▶ **Work to be completed**
Your task is to count the lines of the entries below that include the word "Case" and to give only the resulting number.

## START Material

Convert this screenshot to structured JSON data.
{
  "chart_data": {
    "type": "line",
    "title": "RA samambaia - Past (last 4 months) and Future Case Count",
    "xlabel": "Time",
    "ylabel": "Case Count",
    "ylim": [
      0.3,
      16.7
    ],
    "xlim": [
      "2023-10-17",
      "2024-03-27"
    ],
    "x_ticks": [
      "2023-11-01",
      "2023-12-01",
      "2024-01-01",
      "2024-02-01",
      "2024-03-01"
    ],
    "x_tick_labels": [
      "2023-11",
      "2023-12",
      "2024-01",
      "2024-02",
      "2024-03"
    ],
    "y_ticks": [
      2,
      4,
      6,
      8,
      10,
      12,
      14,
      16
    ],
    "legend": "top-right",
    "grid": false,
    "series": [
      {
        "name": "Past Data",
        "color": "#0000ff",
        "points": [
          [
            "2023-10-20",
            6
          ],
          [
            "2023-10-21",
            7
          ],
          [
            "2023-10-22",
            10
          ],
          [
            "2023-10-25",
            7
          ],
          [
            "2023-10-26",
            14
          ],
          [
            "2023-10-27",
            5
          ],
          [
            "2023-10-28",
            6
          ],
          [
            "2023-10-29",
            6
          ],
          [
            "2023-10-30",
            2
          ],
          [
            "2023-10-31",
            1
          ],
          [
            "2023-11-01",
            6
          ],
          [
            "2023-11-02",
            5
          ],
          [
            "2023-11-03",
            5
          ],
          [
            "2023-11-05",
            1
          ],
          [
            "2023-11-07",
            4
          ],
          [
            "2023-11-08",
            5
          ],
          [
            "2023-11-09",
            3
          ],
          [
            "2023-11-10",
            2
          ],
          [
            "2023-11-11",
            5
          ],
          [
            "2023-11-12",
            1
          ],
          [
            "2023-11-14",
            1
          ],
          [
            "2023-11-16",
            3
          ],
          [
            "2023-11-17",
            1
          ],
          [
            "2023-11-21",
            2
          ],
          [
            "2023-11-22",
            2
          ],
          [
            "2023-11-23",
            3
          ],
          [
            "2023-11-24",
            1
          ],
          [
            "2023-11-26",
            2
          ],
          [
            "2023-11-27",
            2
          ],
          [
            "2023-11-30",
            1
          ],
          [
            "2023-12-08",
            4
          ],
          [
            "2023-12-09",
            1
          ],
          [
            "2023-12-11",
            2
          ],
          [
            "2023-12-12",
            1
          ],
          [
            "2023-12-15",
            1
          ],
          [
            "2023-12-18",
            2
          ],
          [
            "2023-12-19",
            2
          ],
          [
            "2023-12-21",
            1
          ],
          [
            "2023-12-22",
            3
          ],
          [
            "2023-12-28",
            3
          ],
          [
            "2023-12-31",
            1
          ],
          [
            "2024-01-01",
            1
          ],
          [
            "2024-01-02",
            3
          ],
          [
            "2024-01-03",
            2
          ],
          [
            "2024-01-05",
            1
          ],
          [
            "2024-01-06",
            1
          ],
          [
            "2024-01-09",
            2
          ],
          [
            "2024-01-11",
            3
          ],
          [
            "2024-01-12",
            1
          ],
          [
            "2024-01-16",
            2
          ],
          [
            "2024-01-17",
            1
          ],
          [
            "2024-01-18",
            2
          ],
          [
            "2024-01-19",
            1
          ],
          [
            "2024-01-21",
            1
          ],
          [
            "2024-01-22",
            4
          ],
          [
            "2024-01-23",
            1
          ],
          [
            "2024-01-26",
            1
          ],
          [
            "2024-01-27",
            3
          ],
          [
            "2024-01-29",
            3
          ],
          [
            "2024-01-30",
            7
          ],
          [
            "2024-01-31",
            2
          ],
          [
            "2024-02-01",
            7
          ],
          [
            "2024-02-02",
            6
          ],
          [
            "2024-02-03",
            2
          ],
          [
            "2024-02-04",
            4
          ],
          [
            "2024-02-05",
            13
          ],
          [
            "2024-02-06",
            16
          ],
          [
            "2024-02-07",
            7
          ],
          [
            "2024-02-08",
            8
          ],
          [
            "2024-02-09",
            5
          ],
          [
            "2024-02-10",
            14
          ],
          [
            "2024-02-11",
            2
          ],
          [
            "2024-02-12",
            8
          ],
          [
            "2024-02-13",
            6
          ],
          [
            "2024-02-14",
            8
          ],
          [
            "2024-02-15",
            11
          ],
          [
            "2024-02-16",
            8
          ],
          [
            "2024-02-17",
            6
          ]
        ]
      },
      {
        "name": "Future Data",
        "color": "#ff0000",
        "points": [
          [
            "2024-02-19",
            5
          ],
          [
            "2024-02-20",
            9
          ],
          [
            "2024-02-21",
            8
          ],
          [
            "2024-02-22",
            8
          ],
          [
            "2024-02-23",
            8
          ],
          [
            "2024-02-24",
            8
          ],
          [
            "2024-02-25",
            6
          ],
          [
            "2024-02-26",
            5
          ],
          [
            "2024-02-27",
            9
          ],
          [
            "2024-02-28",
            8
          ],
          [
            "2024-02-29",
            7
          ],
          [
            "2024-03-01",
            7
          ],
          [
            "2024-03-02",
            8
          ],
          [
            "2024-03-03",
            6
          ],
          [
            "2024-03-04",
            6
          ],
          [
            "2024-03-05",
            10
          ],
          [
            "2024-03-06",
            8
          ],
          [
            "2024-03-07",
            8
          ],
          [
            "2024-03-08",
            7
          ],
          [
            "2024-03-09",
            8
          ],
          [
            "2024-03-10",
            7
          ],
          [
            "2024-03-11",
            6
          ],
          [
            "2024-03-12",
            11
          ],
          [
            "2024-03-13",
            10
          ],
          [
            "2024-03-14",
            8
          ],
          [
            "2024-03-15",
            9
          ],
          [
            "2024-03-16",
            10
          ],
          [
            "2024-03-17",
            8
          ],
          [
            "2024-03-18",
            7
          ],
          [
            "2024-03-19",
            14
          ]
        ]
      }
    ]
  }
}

## END Material

▶ **Task response**
2